[Available data]
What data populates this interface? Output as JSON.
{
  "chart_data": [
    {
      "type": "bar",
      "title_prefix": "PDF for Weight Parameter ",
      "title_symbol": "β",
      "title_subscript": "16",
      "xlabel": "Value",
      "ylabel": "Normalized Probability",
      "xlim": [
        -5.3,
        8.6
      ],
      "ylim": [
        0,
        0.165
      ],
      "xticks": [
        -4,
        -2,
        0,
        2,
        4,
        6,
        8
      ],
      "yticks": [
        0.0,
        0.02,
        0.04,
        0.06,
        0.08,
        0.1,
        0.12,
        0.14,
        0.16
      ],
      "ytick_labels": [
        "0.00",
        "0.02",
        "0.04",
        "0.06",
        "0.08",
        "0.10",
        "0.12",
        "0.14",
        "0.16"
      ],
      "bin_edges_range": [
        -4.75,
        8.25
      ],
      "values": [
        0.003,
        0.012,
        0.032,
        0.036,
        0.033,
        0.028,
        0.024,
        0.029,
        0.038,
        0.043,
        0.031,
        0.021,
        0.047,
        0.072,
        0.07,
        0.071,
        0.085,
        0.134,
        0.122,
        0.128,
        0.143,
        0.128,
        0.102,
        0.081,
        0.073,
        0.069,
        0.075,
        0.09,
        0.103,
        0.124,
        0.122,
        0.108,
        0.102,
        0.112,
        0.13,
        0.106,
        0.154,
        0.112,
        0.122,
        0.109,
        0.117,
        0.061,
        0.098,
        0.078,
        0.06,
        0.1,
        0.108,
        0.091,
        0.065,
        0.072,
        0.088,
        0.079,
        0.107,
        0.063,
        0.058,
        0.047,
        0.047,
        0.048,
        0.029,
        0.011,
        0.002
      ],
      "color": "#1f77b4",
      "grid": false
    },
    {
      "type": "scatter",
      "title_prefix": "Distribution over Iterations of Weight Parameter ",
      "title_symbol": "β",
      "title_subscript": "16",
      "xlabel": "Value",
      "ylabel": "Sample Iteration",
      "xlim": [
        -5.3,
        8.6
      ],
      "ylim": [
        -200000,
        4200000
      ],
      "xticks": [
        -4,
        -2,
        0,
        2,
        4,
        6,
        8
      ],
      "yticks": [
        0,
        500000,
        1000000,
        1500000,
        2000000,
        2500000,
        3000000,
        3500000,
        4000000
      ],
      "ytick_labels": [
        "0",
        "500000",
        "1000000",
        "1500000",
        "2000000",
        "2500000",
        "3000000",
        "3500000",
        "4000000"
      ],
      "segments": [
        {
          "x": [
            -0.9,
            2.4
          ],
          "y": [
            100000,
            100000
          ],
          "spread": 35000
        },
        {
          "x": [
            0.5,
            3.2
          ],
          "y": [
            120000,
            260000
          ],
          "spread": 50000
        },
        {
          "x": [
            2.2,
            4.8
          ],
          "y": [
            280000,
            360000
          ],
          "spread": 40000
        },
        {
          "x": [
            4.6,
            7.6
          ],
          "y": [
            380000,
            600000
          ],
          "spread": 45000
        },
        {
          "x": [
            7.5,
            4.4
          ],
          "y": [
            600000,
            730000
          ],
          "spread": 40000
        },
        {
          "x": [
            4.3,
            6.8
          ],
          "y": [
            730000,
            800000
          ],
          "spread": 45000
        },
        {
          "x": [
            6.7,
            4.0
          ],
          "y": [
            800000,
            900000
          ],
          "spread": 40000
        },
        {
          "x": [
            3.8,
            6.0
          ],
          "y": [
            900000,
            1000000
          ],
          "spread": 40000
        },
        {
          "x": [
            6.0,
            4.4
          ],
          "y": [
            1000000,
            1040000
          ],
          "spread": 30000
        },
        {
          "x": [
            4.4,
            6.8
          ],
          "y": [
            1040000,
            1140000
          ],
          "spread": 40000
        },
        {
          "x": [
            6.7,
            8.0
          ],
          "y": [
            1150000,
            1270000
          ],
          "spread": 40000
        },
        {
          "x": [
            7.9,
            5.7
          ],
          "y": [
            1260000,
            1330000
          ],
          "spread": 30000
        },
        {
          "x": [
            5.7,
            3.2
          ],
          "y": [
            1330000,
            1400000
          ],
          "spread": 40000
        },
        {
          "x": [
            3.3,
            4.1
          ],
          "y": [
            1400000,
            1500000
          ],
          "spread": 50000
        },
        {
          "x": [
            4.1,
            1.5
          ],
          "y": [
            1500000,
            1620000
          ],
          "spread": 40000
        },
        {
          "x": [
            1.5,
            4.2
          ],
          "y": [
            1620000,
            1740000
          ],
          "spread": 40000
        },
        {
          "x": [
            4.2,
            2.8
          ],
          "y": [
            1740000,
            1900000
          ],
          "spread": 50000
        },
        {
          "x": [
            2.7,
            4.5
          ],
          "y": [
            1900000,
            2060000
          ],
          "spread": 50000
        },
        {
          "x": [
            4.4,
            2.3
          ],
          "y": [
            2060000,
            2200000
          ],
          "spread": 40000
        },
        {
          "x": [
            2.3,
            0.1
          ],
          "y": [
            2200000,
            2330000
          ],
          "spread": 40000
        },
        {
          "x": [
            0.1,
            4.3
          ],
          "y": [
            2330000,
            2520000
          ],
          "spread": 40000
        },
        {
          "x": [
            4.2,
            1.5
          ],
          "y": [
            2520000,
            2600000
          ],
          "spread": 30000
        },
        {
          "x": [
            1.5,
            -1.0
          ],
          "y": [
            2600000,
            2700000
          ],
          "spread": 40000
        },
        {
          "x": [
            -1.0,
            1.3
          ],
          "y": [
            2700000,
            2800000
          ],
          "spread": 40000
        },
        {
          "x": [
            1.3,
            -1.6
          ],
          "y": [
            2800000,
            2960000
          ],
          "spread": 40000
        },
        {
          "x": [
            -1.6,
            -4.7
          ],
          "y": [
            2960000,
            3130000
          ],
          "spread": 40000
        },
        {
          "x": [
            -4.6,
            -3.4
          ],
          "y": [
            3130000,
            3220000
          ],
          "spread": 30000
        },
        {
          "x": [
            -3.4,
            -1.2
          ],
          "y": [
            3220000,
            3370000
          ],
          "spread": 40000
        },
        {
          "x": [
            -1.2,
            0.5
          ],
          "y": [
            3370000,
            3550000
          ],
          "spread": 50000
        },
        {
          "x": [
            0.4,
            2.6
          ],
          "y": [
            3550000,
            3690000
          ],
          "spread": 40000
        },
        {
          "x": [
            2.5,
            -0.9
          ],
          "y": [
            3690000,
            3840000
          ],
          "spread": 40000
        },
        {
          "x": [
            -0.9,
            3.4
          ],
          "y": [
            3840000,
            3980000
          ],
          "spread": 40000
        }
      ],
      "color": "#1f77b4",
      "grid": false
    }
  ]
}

[Your task] Would you reproduce the material above in full, exactly as given?

[The result]
What data populates this interface? Output as JSON.
{
  "chart_data": [
    {
      "type": "bar",
      "title_prefix": "PDF for Weight Parameter ",
      "title_symbol": "β",
      "title_subscript": "16",
      "xlabel": "Value",
      "ylabel": "Normalized Probability",
      "xlim": [
        -5.3,
        8.6
      ],
      "ylim": [
        0,
        0.165
      ],
      "xticks": [
        -4,
        -2,
        0,
        2,
        4,
        6,
        8
      ],
      "yticks": [
        0.0,
        0.02,
        0.04,
        0.06,
        0.08,
        0.1,
        0.12,
        0.14,
        0.16
      ],
      "ytick_labels": [
        "0.00",
        "0.02",
        "0.04",
        "0.06",
        "0.08",
        "0.10",
        "0.12",
        "0.14",
        "0.16"
      ],
      "bin_edges_range": [
        -4.75,
        8.25
      ],
      "values": [
        0.003,
        0.012,
        0.032,
        0.036,
        0.033,
        0.028,
        0.024,
        0.029,
        0.038,
        0.043,
        0.031,
        0.021,
        0.047,
        0.072,
        0.07,
        0.071,
        0.085,
        0.134,
        0.122,
        0.128,
        0.143,
        0.128,
        0.102,
        0.081,
        0.073,
        0.069,
        0.075,
        0.09,
        0.103,
        0.124,
        0.122,
        0.108,
        0.102,
        0.112,
        0.13,
        0.106,
        0.154,
        0.112,
        0.122,
        0.109,
        0.117,
        0.061,
        0.098,
        0.078,
        0.06,
        0.1,
        0.108,
        0.091,
        0.065,
        0.072,
        0.088,
        0.079,
        0.107,
        0.063,
        0.058,
        0.047,
        0.047,
        0.048,
        0.029,
        0.011,
        0.002
      ],
      "color": "#1f77b4",
      "grid": false
    },
    {
      "type": "scatter",
      "title_prefix": "Distribution over Iterations of Weight Parameter ",
      "title_symbol": "β",
      "title_subscript": "16",
      "xlabel": "Value",
      "ylabel": "Sample Iteration",
      "xlim": [
        -5.3,
        8.6
      ],
      "ylim": [
        -200000,
        4200000
      ],
      "xticks": [
        -4,
        -2,
        0,
        2,
        4,
        6,
        8
      ],
      "yticks": [
        0,
        500000,
        1000000,
        1500000,
        2000000,
        2500000,
        3000000,
        3500000,
        4000000
      ],
      "ytick_labels": [
        "0",
        "500000",
        "1000000",
        "1500000",
        "2000000",
        "2500000",
        "3000000",
        "3500000",
        "4000000"
      ],
      "segments": [
        {
          "x": [
            -0.9,
            2.4
          ],
          "y": [
            100000,
            100000
          ],
          "spread": 35000
        },
        {
          "x": [
            0.5,
            3.2
          ],
          "y": [
            120000,
            260000
          ],
          "spread": 50000
        },
        {
          "x": [
            2.2,
            4.8
          ],
          "y": [
            280000,
            360000
          ],
          "spread": 40000
        },
        {
          "x": [
            4.6,
            7.6
          ],
          "y": [
            380000,
            600000
          ],
          "spread": 45000
        },
        {
          "x": [
            7.5,
            4.4
          ],
          "y": [
            600000,
            730000
          ],
          "spread": 40000
        },
        {
          "x": [
            4.3,
            6.8
          ],
          "y": [
            730000,
            800000
          ],
          "spread": 45000
        },
        {
          "x": [
            6.7,
            4.0
          ],
          "y": [
            800000,
            900000
          ],
          "spread": 40000
        },
        {
          "x": [
            3.8,
            6.0
          ],
          "y": [
            900000,
            1000000
          ],
          "spread": 40000
        },
        {
          "x": [
            6.0,
            4.4
          ],
          "y": [
            1000000,
            1040000
          ],
          "spread": 30000
        },
        {
          "x": [
            4.4,
            6.8
          ],
          "y": [
            1040000,
            1140000
          ],
          "spread": 40000
        },
        {
          "x": [
            6.7,
            8.0
          ],
          "y": [
            1150000,
            1270000
          ],
          "spread": 40000
        },
        {
          "x": [
            7.9,
            5.7
          ],
          "y": [
            1260000,
            1330000
          ],
          "spread": 30000
        },
        {
          "x": [
            5.7,
            3.2
          ],
          "y": [
            1330000,
            1400000
          ],
          "spread": 40000
        },
        {
          "x": [
            3.3,
            4.1
          ],
          "y": [
            1400000,
            1500000
          ],
          "spread": 50000
        },
        {
          "x": [
            4.1,
            1.5
          ],
          "y": [
            1500000,
            1620000
          ],
          "spread": 40000
        },
        {
          "x": [
            1.5,
            4.2
          ],
          "y": [
            1620000,
            1740000
          ],
          "spread": 40000
        },
        {
          "x": [
            4.2,
            2.8
          ],
          "y": [
            1740000,
            1900000
          ],
          "spread": 50000
        },
        {
          "x": [
            2.7,
            4.5
          ],
          "y": [
            1900000,
            2060000
          ],
          "spread": 50000
        },
        {
          "x": [
            4.4,
            2.3
          ],
          "y": [
            2060000,
            2200000
          ],
          "spread": 40000
        },
        {
          "x": [
            2.3,
            0.1
          ],
          "y": [
            2200000,
            2330000
          ],
          "spread": 40000
        },
        {
          "x": [
            0.1,
            4.3
          ],
          "y": [
            2330000,
            2520000
          ],
          "spread": 40000
        },
        {
          "x": [
            4.2,
            1.5
          ],
          "y": [
            2520000,
            2600000
          ],
          "spread": 30000
        },
        {
          "x": [
            1.5,
            -1.0
          ],
          "y": [
            2600000,
            2700000
          ],
          "spread": 40000
        },
        {
          "x": [
            -1.0,
            1.3
          ],
          "y": [
            2700000,
            2800000
          ],
          "spread": 40000
        },
        {
          "x": [
            1.3,
            -1.6
          ],
          "y": [
            2800000,
            2960000
          ],
          "spread": 40000
        },
        {
          "x": [
            -1.6,
            -4.7
          ],
          "y": [
            2960000,
            3130000
          ],
          "spread": 40000
        },
        {
          "x": [
            -4.6,
            -3.4
          ],
          "y": [
            3130000,
            3220000
          ],
          "spread": 30000
        },
        {
          "x": [
            -3.4,
            -1.2
          ],
          "y": [
            3220000,
            3370000
          ],
          "spread": 40000
        },
        {
          "x": [
            -1.2,
            0.5
          ],
          "y": [
            3370000,
            3550000
          ],
          "spread": 50000
        },
        {
          "x": [
            0.4,
            2.6
          ],
          "y": [
            3550000,
            3690000
          ],
          "spread": 40000
        },
        {
          "x": [
            2.5,
            -0.9
          ],
          "y": [
            3690000,
            3840000
          ],
          "spread": 40000
        },
        {
          "x": [
            -0.9,
            3.4
          ],
          "y": [
            3840000,
            3980000
          ],
          "spread": 40000
        }
      ],
      "color": "#1f77b4",
      "grid": false
    }
  ]
}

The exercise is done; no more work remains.